What this task involves:
Every entry below should be repeated exactly; the pictures should not.

Data shown:
** begin **
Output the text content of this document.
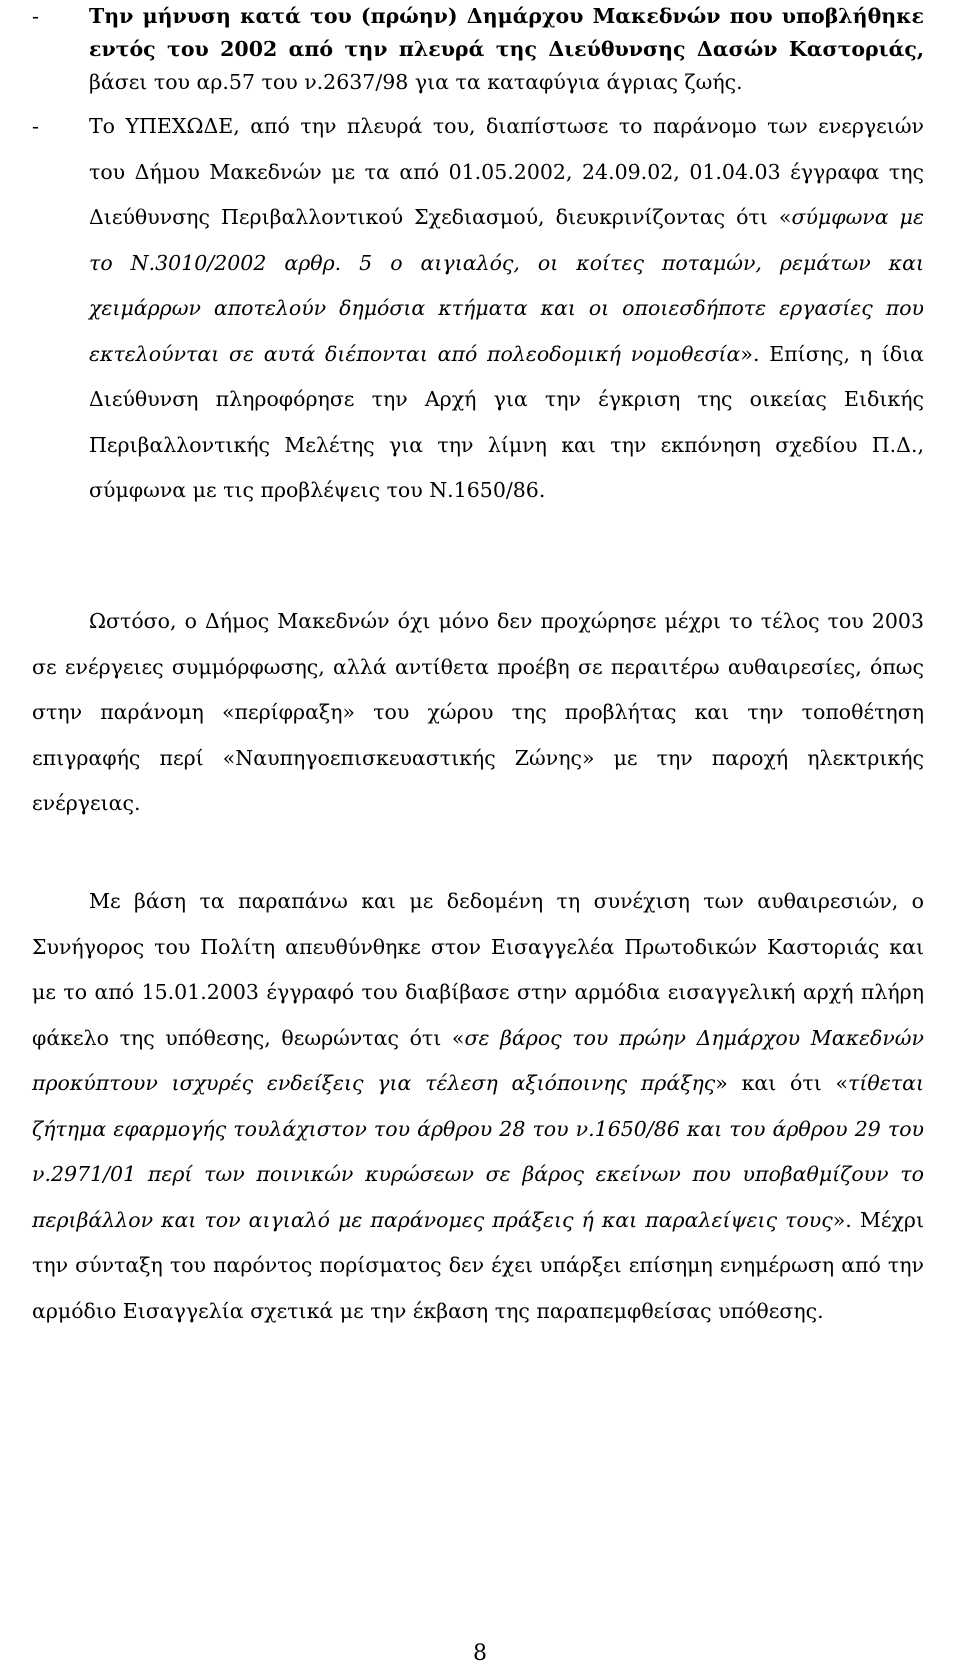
- Την μήνυση κατά του (πρώην) Δημάρχου Μακεδνών που υποβλήθηκε εντός του 2002 από την πλευρά της Διεύθυνσης Δασών Καστοριάς, βάσει του αρ.57 του ν.2637/98 για τα καταφύγια άγριας ζωής.
- Το ΥΠΕΧΩΔΕ, από την πλευρά του, διαπίστωσε το παράνομο των ενεργειών του Δήμου Μακεδνών με τα από 01.05.2002, 24.09.02, 01.04.03 έγγραφα της Διεύθυνσης Περιβαλλοντικού Σχεδιασμού, διευκρινίζοντας ότι «σύμφωνα με το Ν.3010/2002 αρθρ. 5 ο αιγιαλός, οι κοίτες ποταμών, ρεμάτων και χειμάρρων αποτελούν δημόσια κτήματα και οι οποιεσδήποτε εργασίες που εκτελούνται σε αυτά διέπονται από πολεοδομική νομοθεσία». Επίσης, η ίδια Διεύθυνση πληροφόρησε την Αρχή για την έγκριση της οικείας Ειδικής Περιβαλλοντικής Μελέτης για την λίμνη και την εκπόνηση σχεδίου Π.Δ., σύμφωνα με τις προβλέψεις του Ν.1650/86.

Ωστόσο, ο Δήμος Μακεδνών όχι μόνο δεν προχώρησε μέχρι το τέλος του 2003 σε ενέργειες συμμόρφωσης, αλλά αντίθετα προέβη σε περαιτέρω αυθαιρεσίες, όπως στην παράνομη «περίφραξη» του χώρου της προβλήτας και την τοποθέτηση επιγραφής περί «Ναυπηγοεπισκευαστικής Ζώνης» με την παροχή ηλεκτρικής ενέργειας.

Με βάση τα παραπάνω και με δεδομένη τη συνέχιση των αυθαιρεσιών, ο Συνήγορος του Πολίτη απευθύνθηκε στον Εισαγγελέα Πρωτοδικών Καστοριάς και με το από 15.01.2003 έγγραφό του διαβίβασε στην αρμόδια εισαγγελική αρχή πλήρη φάκελο της υπόθεσης, θεωρώντας ότι «σε βάρος του πρώην Δημάρχου Μακεδνών προκύπτουν ισχυρές ενδείξεις για τέλεση αξιόποινης πράξης» και ότι «τίθεται ζήτημα εφαρμογής τουλάχιστον του άρθρου 28 του ν.1650/86 και του άρθρου 29 του ν.2971/01 περί των ποινικών κυρώσεων σε βάρος εκείνων που υποβαθμίζουν το περιβάλλον και τον αιγιαλό με παράνομες πράξεις ή και παραλείψεις τους». Μέχρι την σύνταξη του παρόντος πορίσματος δεν έχει υπάρξει επίσημη ενημέρωση από την αρμόδιο Εισαγγελία σχετικά με την έκβαση της παραπεμφθείσας υπόθεσης.

8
** end **
Response to this exercise:
Output the text content of this document.
- Την μήνυση κατά του (πρώην) Δημάρχου Μακεδνών που υποβλήθηκε εντός του 2002 από την πλευρά της Διεύθυνσης Δασών Καστοριάς, βάσει του αρ.57 του ν.2637/98 για τα καταφύγια άγριας ζωής.
- Το ΥΠΕΧΩΔΕ, από την πλευρά του, διαπίστωσε το παράνομο των ενεργειών του Δήμου Μακεδνών με τα από 01.05.2002, 24.09.02, 01.04.03 έγγραφα της Διεύθυνσης Περιβαλλοντικού Σχεδιασμού, διευκρινίζοντας ότι «σύμφωνα με το Ν.3010/2002 αρθρ. 5 ο αιγιαλός, οι κοίτες ποταμών, ρεμάτων και χειμάρρων αποτελούν δημόσια κτήματα και οι οποιεσδήποτε εργασίες που εκτελούνται σε αυτά διέπονται από πολεοδομική νομοθεσία». Επίσης, η ίδια Διεύθυνση πληροφόρησε την Αρχή για την έγκριση της οικείας Ειδικής Περιβαλλοντικής Μελέτης για την λίμνη και την εκπόνηση σχεδίου Π.Δ., σύμφωνα με τις προβλέψεις του Ν.1650/86.

Ωστόσο, ο Δήμος Μακεδνών όχι μόνο δεν προχώρησε μέχρι το τέλος του 2003 σε ενέργειες συμμόρφωσης, αλλά αντίθετα προέβη σε περαιτέρω αυθαιρεσίες, όπως στην παράνομη «περίφραξη» του χώρου της προβλήτας και την τοποθέτηση επιγραφής περί «Ναυπηγοεπισκευαστικής Ζώνης» με την παροχή ηλεκτρικής ενέργειας.

Με βάση τα παραπάνω και με δεδομένη τη συνέχιση των αυθαιρεσιών, ο Συνήγορος του Πολίτη απευθύνθηκε στον Εισαγγελέα Πρωτοδικών Καστοριάς και με το από 15.01.2003 έγγραφό του διαβίβασε στην αρμόδια εισαγγελική αρχή πλήρη φάκελο της υπόθεσης, θεωρώντας ότι «σε βάρος του πρώην Δημάρχου Μακεδνών προκύπτουν ισχυρές ενδείξεις για τέλεση αξιόποινης πράξης» και ότι «τίθεται ζήτημα εφαρμογής τουλάχιστον του άρθρου 28 του ν.1650/86 και του άρθρου 29 του ν.2971/01 περί των ποινικών κυρώσεων σε βάρος εκείνων που υποβαθμίζουν το περιβάλλον και τον αιγιαλό με παράνομες πράξεις ή και παραλείψεις τους». Μέχρι την σύνταξη του παρόντος πορίσματος δεν έχει υπάρξει επίσημη ενημέρωση από την αρμόδιο Εισαγγελία σχετικά με την έκβαση της παραπεμφθείσας υπόθεσης.

8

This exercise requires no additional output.